◆ **Do this**: Type every record exactly as it appears.

[Part of a data file]
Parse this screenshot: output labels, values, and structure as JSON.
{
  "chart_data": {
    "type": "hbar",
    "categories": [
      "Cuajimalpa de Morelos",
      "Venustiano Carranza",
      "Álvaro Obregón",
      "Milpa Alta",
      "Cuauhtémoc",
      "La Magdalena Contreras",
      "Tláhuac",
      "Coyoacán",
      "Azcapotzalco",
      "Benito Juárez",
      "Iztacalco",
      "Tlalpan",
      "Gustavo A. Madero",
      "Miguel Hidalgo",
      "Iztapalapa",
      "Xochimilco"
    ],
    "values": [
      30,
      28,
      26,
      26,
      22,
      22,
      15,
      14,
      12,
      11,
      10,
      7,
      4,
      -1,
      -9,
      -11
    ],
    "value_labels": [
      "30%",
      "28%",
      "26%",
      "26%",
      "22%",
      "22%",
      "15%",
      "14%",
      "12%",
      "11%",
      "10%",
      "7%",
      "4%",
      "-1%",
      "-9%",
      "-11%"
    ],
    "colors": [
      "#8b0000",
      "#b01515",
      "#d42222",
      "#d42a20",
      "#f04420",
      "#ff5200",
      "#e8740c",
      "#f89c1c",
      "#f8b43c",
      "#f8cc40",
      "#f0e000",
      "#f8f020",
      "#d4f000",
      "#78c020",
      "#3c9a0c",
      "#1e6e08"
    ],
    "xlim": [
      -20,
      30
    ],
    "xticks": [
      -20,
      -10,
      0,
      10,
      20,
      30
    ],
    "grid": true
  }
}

◆ **Solution below**:
Parse this screenshot: output labels, values, and structure as JSON.
{
  "chart_data": {
    "type": "hbar",
    "categories": [
      "Cuajimalpa de Morelos",
      "Venustiano Carranza",
      "Álvaro Obregón",
      "Milpa Alta",
      "Cuauhtémoc",
      "La Magdalena Contreras",
      "Tláhuac",
      "Coyoacán",
      "Azcapotzalco",
      "Benito Juárez",
      "Iztacalco",
      "Tlalpan",
      "Gustavo A. Madero",
      "Miguel Hidalgo",
      "Iztapalapa",
      "Xochimilco"
    ],
    "values": [
      30,
      28,
      26,
      26,
      22,
      22,
      15,
      14,
      12,
      11,
      10,
      7,
      4,
      -1,
      -9,
      -11
    ],
    "value_labels": [
      "30%",
      "28%",
      "26%",
      "26%",
      "22%",
      "22%",
      "15%",
      "14%",
      "12%",
      "11%",
      "10%",
      "7%",
      "4%",
      "-1%",
      "-9%",
      "-11%"
    ],
    "colors": [
      "#8b0000",
      "#b01515",
      "#d42222",
      "#d42a20",
      "#f04420",
      "#ff5200",
      "#e8740c",
      "#f89c1c",
      "#f8b43c",
      "#f8cc40",
      "#f0e000",
      "#f8f020",
      "#d4f000",
      "#78c020",
      "#3c9a0c",
      "#1e6e08"
    ],
    "xlim": [
      -20,
      30
    ],
    "xticks": [
      -20,
      -10,
      0,
      10,
      20,
      30
    ],
    "grid": true
  }
}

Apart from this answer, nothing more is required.